Search the material for the string "empfehlen", then report how many lines hold it, with no other text.

MATERIAL SHOWN:
◇ ◇ ◇ ◇ ◇ ◇ ◇
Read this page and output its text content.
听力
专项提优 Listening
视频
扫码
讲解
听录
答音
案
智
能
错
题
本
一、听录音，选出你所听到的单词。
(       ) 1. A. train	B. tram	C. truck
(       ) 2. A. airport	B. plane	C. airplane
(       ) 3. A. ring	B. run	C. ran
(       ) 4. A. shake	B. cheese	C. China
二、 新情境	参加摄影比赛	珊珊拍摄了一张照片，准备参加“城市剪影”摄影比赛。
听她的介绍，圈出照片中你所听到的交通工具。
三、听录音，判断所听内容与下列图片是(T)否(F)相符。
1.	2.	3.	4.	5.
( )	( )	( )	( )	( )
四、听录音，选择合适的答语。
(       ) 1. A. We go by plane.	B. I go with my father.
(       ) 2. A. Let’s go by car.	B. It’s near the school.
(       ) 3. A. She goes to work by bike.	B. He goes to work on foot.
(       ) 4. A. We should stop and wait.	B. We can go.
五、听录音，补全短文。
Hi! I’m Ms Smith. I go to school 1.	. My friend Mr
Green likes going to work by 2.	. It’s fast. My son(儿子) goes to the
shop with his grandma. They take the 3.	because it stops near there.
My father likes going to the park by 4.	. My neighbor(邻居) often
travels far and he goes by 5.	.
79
◇ ◇ ◇ ◇ ◇ ◇ ◇
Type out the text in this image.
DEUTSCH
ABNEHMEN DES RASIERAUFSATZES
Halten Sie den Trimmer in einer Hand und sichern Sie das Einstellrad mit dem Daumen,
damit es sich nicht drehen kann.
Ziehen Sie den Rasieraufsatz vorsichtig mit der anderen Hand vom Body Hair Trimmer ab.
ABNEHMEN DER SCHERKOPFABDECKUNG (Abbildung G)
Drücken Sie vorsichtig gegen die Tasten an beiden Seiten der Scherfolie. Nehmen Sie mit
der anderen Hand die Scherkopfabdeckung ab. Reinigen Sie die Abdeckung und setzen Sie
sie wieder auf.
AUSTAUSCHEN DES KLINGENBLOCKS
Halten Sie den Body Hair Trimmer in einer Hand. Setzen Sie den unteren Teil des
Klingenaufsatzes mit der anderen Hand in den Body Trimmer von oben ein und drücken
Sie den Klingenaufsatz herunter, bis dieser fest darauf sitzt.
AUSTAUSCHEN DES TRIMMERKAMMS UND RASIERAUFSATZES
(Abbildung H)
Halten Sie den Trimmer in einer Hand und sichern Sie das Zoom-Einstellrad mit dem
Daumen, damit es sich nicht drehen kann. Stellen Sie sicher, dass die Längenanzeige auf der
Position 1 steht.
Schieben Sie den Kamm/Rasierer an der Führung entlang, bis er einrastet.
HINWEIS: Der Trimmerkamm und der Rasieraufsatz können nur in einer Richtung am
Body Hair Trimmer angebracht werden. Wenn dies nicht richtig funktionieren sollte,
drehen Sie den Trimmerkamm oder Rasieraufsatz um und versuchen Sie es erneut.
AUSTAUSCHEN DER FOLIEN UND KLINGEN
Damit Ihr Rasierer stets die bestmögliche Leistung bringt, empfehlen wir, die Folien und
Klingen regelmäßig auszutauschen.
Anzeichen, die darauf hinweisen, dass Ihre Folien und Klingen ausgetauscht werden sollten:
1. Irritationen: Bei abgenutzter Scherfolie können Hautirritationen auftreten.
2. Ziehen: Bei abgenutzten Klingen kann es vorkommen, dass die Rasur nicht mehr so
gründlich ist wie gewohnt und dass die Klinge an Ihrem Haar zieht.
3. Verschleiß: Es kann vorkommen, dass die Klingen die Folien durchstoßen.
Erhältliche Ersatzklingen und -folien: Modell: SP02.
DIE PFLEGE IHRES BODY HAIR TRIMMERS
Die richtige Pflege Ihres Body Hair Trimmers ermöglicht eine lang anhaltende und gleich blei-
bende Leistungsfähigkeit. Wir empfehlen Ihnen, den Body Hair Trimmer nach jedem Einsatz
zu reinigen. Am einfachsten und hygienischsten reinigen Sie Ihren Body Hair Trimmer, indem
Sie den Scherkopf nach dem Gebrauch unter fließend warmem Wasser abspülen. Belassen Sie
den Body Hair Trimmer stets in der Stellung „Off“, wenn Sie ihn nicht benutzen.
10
◇ ◇ ◇ ◇ ◇ ◇ ◇
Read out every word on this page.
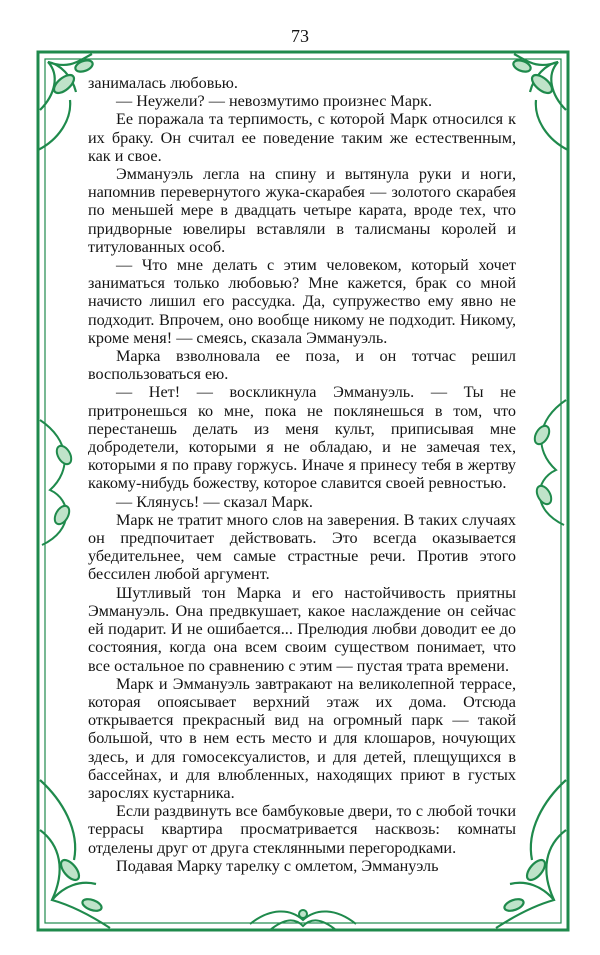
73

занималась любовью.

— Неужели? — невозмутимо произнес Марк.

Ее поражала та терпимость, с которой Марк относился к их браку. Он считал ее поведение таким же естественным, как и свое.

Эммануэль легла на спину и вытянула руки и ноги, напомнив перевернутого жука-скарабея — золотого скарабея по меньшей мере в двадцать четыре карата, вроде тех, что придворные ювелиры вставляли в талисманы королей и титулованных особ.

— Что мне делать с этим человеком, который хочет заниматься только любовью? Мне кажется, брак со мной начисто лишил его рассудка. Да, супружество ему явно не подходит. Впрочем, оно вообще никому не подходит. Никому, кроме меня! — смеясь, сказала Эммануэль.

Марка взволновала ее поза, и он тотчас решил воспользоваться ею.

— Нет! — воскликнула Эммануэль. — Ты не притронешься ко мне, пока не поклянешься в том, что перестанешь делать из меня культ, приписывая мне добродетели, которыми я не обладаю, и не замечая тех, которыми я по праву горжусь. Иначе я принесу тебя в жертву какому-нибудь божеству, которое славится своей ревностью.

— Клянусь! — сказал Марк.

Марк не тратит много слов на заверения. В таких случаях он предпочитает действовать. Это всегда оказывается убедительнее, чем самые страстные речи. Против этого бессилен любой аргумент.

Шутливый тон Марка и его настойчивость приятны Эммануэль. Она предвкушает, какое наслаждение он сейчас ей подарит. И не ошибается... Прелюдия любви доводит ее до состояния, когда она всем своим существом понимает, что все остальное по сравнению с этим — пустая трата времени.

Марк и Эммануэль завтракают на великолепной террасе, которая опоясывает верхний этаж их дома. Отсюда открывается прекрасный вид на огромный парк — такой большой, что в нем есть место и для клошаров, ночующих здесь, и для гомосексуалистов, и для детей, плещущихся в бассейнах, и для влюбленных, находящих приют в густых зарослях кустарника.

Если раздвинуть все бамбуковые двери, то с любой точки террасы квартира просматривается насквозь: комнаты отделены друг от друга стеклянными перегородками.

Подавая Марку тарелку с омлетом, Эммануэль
◇ ◇ ◇ ◇ ◇ ◇ ◇
FINAL ANSWER:
2